EXERCISE MATERIAL:
-------
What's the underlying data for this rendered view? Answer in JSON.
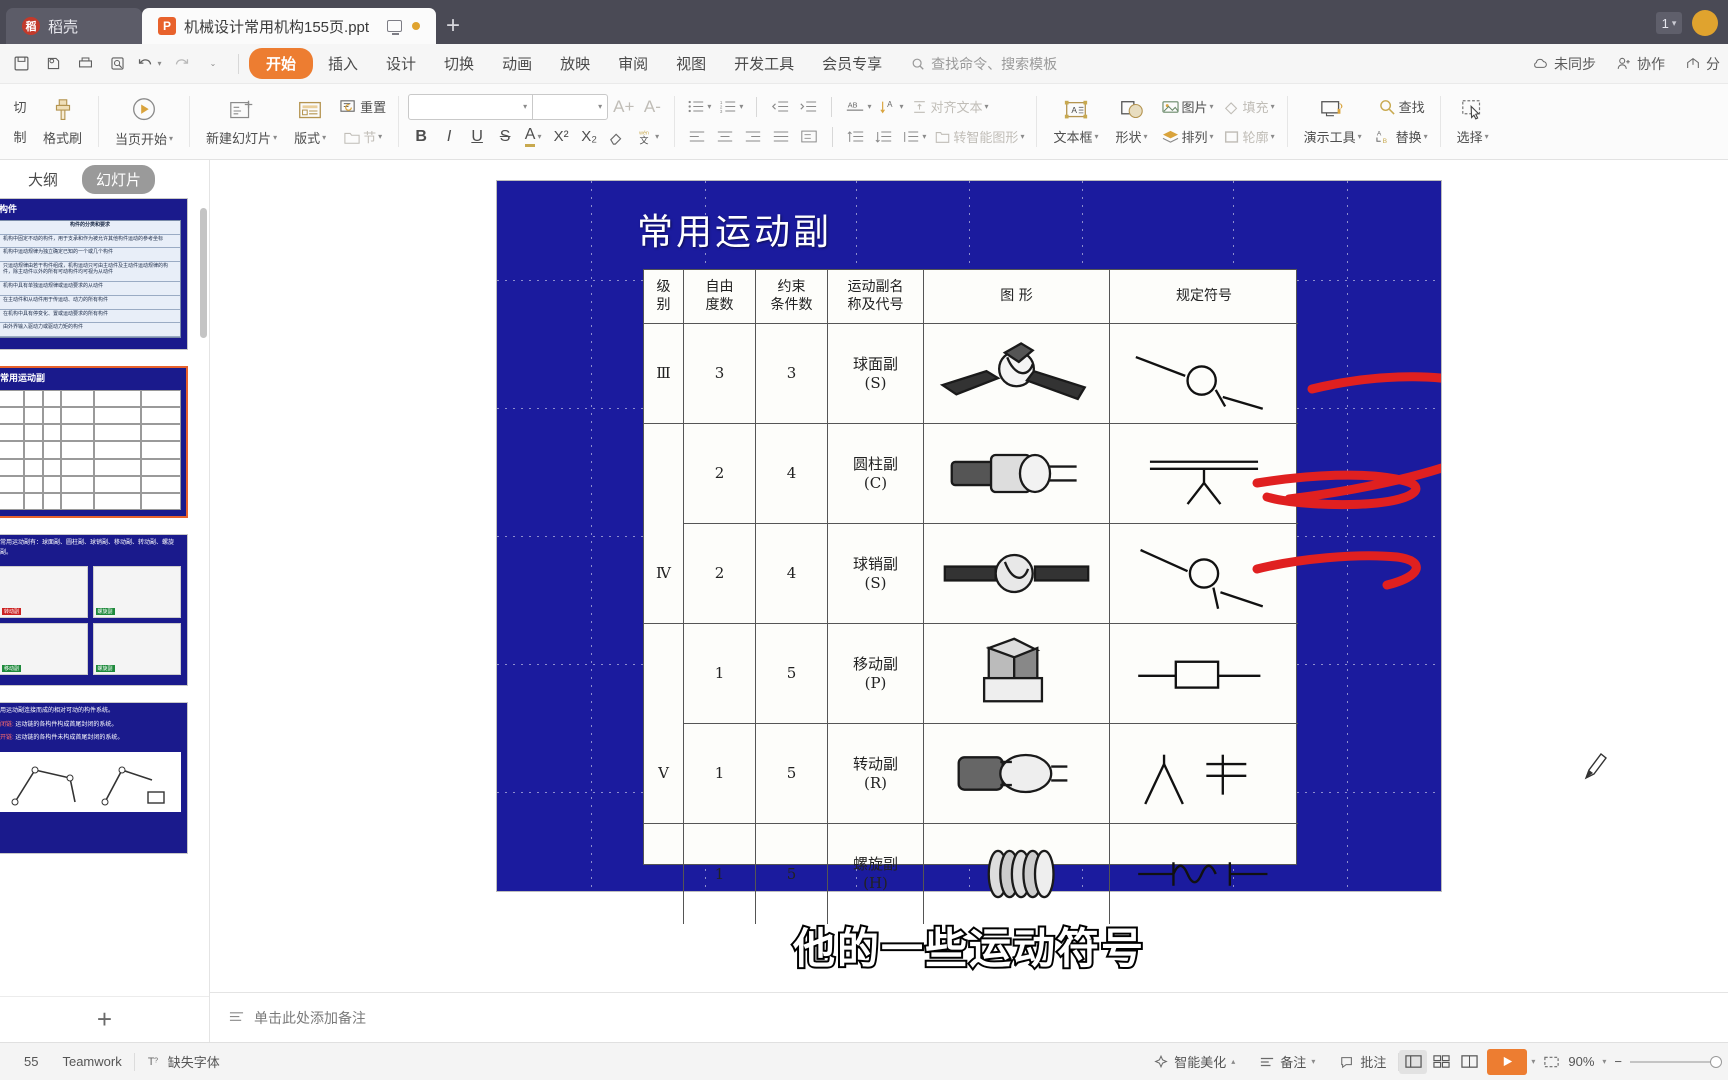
{
  "titlebar": {
    "tabs": [
      {
        "label": "稻壳",
        "icon": "docer-icon",
        "active": false
      },
      {
        "label": "机械设计常用机构155页.ppt",
        "icon": "ppt-icon",
        "active": true
      }
    ],
    "new_tab_label": "+",
    "window_chip": "1",
    "avatar": "user-avatar"
  },
  "menubar": {
    "quick_access": [
      "save-icon",
      "print-preview-icon",
      "print-icon",
      "search-doc-icon",
      "undo-icon",
      "redo-icon",
      "customize-icon"
    ],
    "items": [
      "开始",
      "插入",
      "设计",
      "切换",
      "动画",
      "放映",
      "审阅",
      "视图",
      "开发工具",
      "会员专享"
    ],
    "active_item": "开始",
    "search_placeholder": "查找命令、搜索模板",
    "right_items": [
      {
        "label": "未同步",
        "icon": "cloud-sync-icon"
      },
      {
        "label": "协作",
        "icon": "collaborate-icon"
      },
      {
        "label": "分",
        "icon": "share-icon"
      }
    ]
  },
  "ribbon": {
    "clipboard": {
      "cut_partial": "切",
      "copy_partial": "制",
      "format_painter": "格式刷"
    },
    "slideshow": {
      "start_here": "当页开始"
    },
    "slides": {
      "new_slide": "新建幻灯片",
      "layout": "版式",
      "reset": "重置",
      "section": "节"
    },
    "font": {
      "name_value": "",
      "size_value": "",
      "grow": "A+",
      "shrink": "A-",
      "bold": "B",
      "italic": "I",
      "underline": "U",
      "strike": "S",
      "font_color": "A",
      "superscript": "X²",
      "subscript": "X₂",
      "clear_format": "clear-format-icon",
      "phonetic": "拼音指南"
    },
    "paragraph": {
      "align_text": "对齐文本",
      "to_smartart": "转智能图形"
    },
    "insert": {
      "textbox": "文本框",
      "shape": "形状",
      "picture": "图片",
      "arrange": "排列",
      "fill": "填充",
      "outline": "轮廓"
    },
    "tools": {
      "present_tools": "演示工具",
      "find": "查找",
      "replace": "替换",
      "select": "选择"
    }
  },
  "sidebar": {
    "tabs": [
      {
        "label": "大纲",
        "active": false
      },
      {
        "label": "幻灯片",
        "active": true
      }
    ],
    "thumbnails": [
      {
        "title": "构件",
        "selected": false,
        "rows": [
          "构件的分类和要求",
          "机构中固定不动的构件，用于支承和作为被允许其他构件运动的参考坐标",
          "机构中运动规律为独立确定已知的一个或几个构件",
          "只运动规律由若干构件组成，机构运动只可由主动件及主动件运动规律的构件，除主动件以外的所有可动构件均可视为从动件",
          "机构中具有单独运动规律或运动要求的从动件",
          "在主动件和从动件用于传运动、动力的所有构件",
          "在机构中具有停变化、置或运动要求的所有构件",
          "由外界输入驱动力或驱动力矩的构件"
        ]
      },
      {
        "title": "常用运动副",
        "selected": true
      },
      {
        "title": "",
        "selected": false,
        "caption_text": "常用运动副有：球面副、圆柱副、球销副、移动副、转动副、螺旋副。",
        "image_captions": [
          "转动副",
          "螺旋副",
          "移动副",
          "螺旋副"
        ]
      },
      {
        "title": "",
        "selected": false,
        "lines": [
          "用运动副连接而成的相对可动的构件系统。",
          "运动链的各构件构成首尾封闭的系统。",
          "运动链的各构件未构成首尾封闭的系统。"
        ],
        "labels": [
          "闭链:",
          "开链:"
        ]
      }
    ],
    "add_slide": "+"
  },
  "slide": {
    "title": "常用运动副",
    "table": {
      "headers": [
        "级别",
        "自由度数",
        "约束条件数",
        "运动副名称及代号",
        "图  形",
        "规定符号"
      ],
      "header_lines": [
        [
          "级",
          "别"
        ],
        [
          "自由",
          "度数"
        ],
        [
          "约束",
          "条件数"
        ],
        [
          "运动副名",
          "称及代号"
        ],
        [
          "图    形"
        ],
        [
          "规定符号"
        ]
      ],
      "rows": [
        {
          "class": "Ⅲ",
          "dof": "3",
          "constraints": "3",
          "name": "球面副",
          "code": "(S)",
          "figure": "spherical-joint-figure",
          "symbol": "spherical-joint-symbol"
        },
        {
          "class": "Ⅳ",
          "dof": "2",
          "constraints": "4",
          "name": "圆柱副",
          "code": "(C)",
          "figure": "cylindrical-joint-figure",
          "symbol": "cylindrical-joint-symbol"
        },
        {
          "class": "",
          "dof": "2",
          "constraints": "4",
          "name": "球销副",
          "code": "(S)",
          "figure": "ball-pin-joint-figure",
          "symbol": "ball-pin-joint-symbol"
        },
        {
          "class": "Ⅴ",
          "dof": "1",
          "constraints": "5",
          "name": "移动副",
          "code": "(P)",
          "figure": "prismatic-joint-figure",
          "symbol": "prismatic-joint-symbol"
        },
        {
          "class": "",
          "dof": "1",
          "constraints": "5",
          "name": "转动副",
          "code": "(R)",
          "figure": "revolute-joint-figure",
          "symbol": "revolute-joint-symbol"
        },
        {
          "class": "",
          "dof": "1",
          "constraints": "5",
          "name": "螺旋副",
          "code": "(H)",
          "figure": "helical-joint-figure",
          "symbol": "helical-joint-symbol"
        }
      ]
    },
    "annotation_color": "#e02020"
  },
  "subtitle": "他的一些运动符号",
  "notes": {
    "placeholder": "单击此处添加备注"
  },
  "status": {
    "page_info": "55",
    "teamwork": "Teamwork",
    "missing_font": "缺失字体",
    "beautify": "智能美化",
    "notes_btn": "备注",
    "comment_btn": "批注",
    "zoom": "90%",
    "zoom_out": "−",
    "views": [
      "normal-view",
      "sorter-view",
      "reading-view"
    ],
    "active_view": "normal-view"
  }
}
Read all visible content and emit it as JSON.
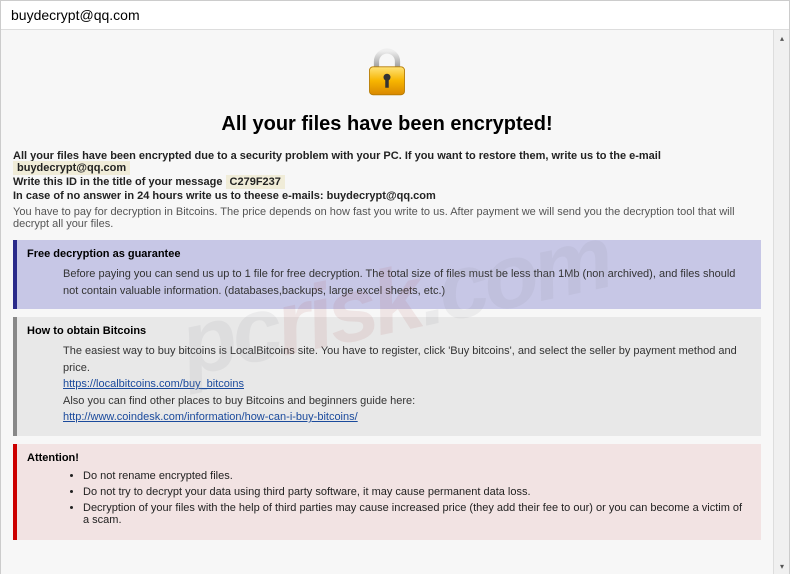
{
  "window": {
    "title": "buydecrypt@qq.com"
  },
  "heading": "All your files have been encrypted!",
  "intro": {
    "line1_prefix": "All your files have been encrypted due to a security problem with your PC. If you want to restore them, write us to the e-mail",
    "email1": "buydecrypt@qq.com",
    "line2_prefix": "Write this ID in the title of your message",
    "id": "C279F237",
    "line3_prefix": "In case of no answer in 24 hours write us to theese e-mails:",
    "email2": "buydecrypt@qq.com",
    "note": "You have to pay for decryption in Bitcoins. The price depends on how fast you write to us. After payment we will send you the decryption tool that will decrypt all your files."
  },
  "box1": {
    "title": "Free decryption as guarantee",
    "body": "Before paying you can send us up to 1 file for free decryption. The total size of files must be less than 1Mb (non archived), and files should not contain valuable information. (databases,backups, large excel sheets, etc.)"
  },
  "box2": {
    "title": "How to obtain Bitcoins",
    "line1": "The easiest way to buy bitcoins is LocalBitcoins site. You have to register, click 'Buy bitcoins', and select the seller by payment method and price.",
    "link1": "https://localbitcoins.com/buy_bitcoins",
    "line2": "Also you can find other places to buy Bitcoins and beginners guide here:",
    "link2": "http://www.coindesk.com/information/how-can-i-buy-bitcoins/"
  },
  "box3": {
    "title": "Attention!",
    "items": [
      "Do not rename encrypted files.",
      "Do not try to decrypt your data using third party software, it may cause permanent data loss.",
      "Decryption of your files with the help of third parties may cause increased price (they add their fee to our) or you can become a victim of a scam."
    ]
  },
  "watermark": {
    "p1": "pc",
    "p2": "risk",
    "p3": ".com"
  }
}
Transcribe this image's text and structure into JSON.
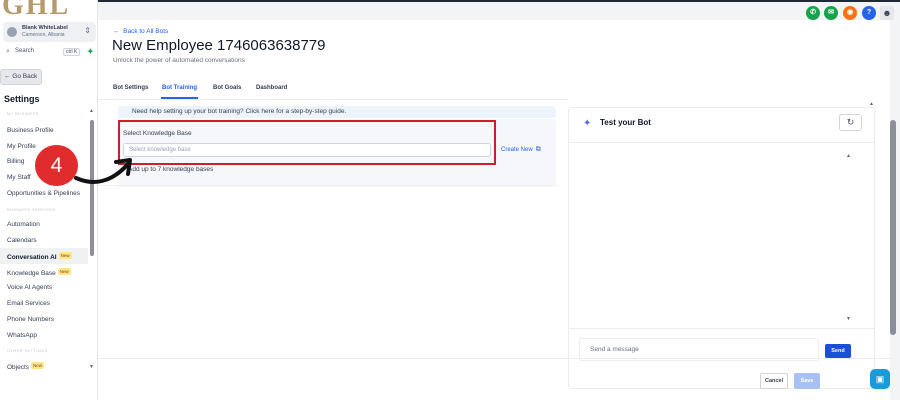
{
  "sidebar": {
    "logo": "GHL",
    "account_name": "Blank WhiteLabel",
    "account_location": "Cameroon, Albania",
    "search_placeholder": "Search",
    "search_shortcut": "ctrl K",
    "go_back": "← Go Back",
    "settings_title": "Settings",
    "sections": [
      "MY BUSINESS",
      "BUSINESS SERVICES",
      "OTHER SETTINGS"
    ],
    "items": [
      {
        "label": "Business Profile"
      },
      {
        "label": "My Profile"
      },
      {
        "label": "Billing"
      },
      {
        "label": "My Staff"
      },
      {
        "label": "Opportunities & Pipelines"
      },
      {
        "label": "Automation"
      },
      {
        "label": "Calendars"
      },
      {
        "label": "Conversation AI",
        "badge": "New"
      },
      {
        "label": "Knowledge Base",
        "badge": "New"
      },
      {
        "label": "Voice AI Agents"
      },
      {
        "label": "Email Services"
      },
      {
        "label": "Phone Numbers"
      },
      {
        "label": "WhatsApp"
      },
      {
        "label": "Objects",
        "badge": "New"
      }
    ]
  },
  "header": {
    "back_link": "Back to All Bots",
    "title": "New Employee 1746063638779",
    "subtitle": "Unlock the power of automated conversations",
    "tabs": [
      "Bot Settings",
      "Bot Training",
      "Bot Goals",
      "Dashboard"
    ],
    "active_tab": "Bot Training"
  },
  "training": {
    "help_text": "Need help setting up your bot training? Click here for a step-by-step guide.",
    "kb_label": "Select Knowledge Base",
    "kb_placeholder": "Select knowledge base",
    "create_new": "Create New",
    "hint": "Add up to 7 knowledge bases"
  },
  "annotation": {
    "step_number": "4"
  },
  "test_panel": {
    "title": "Test your Bot",
    "message_placeholder": "Send a message",
    "send_label": "Send"
  },
  "footer": {
    "cancel_label": "Cancel",
    "save_label": "Save"
  },
  "colors": {
    "accent": "#2563eb",
    "highlight_box": "#cc1f2a",
    "step_circle": "#e02c2c"
  }
}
-------
TASK DIRECTIONS: Copy verbatim the span that opens at the line with "Transcribe this image's" and closes at the final line of the listing. Do not carry over any pictures.

TASK ANSWER:
Transcribe this image's text and structure into JSON.
{
  "sidebar": {
    "logo": "GHL",
    "account_name": "Blank WhiteLabel",
    "account_location": "Cameroon, Albania",
    "search_placeholder": "Search",
    "search_shortcut": "ctrl K",
    "go_back": "← Go Back",
    "settings_title": "Settings",
    "sections": [
      "MY BUSINESS",
      "BUSINESS SERVICES",
      "OTHER SETTINGS"
    ],
    "items": [
      {
        "label": "Business Profile"
      },
      {
        "label": "My Profile"
      },
      {
        "label": "Billing"
      },
      {
        "label": "My Staff"
      },
      {
        "label": "Opportunities & Pipelines"
      },
      {
        "label": "Automation"
      },
      {
        "label": "Calendars"
      },
      {
        "label": "Conversation AI",
        "badge": "New"
      },
      {
        "label": "Knowledge Base",
        "badge": "New"
      },
      {
        "label": "Voice AI Agents"
      },
      {
        "label": "Email Services"
      },
      {
        "label": "Phone Numbers"
      },
      {
        "label": "WhatsApp"
      },
      {
        "label": "Objects",
        "badge": "New"
      }
    ]
  },
  "header": {
    "back_link": "Back to All Bots",
    "title": "New Employee 1746063638779",
    "subtitle": "Unlock the power of automated conversations",
    "tabs": [
      "Bot Settings",
      "Bot Training",
      "Bot Goals",
      "Dashboard"
    ],
    "active_tab": "Bot Training"
  },
  "training": {
    "help_text": "Need help setting up your bot training? Click here for a step-by-step guide.",
    "kb_label": "Select Knowledge Base",
    "kb_placeholder": "Select knowledge base",
    "create_new": "Create New",
    "hint": "Add up to 7 knowledge bases"
  },
  "annotation": {
    "step_number": "4"
  },
  "test_panel": {
    "title": "Test your Bot",
    "message_placeholder": "Send a message",
    "send_label": "Send"
  },
  "footer": {
    "cancel_label": "Cancel",
    "save_label": "Save"
  },
  "colors": {
    "accent": "#2563eb",
    "highlight_box": "#cc1f2a",
    "step_circle": "#e02c2c"
  }
}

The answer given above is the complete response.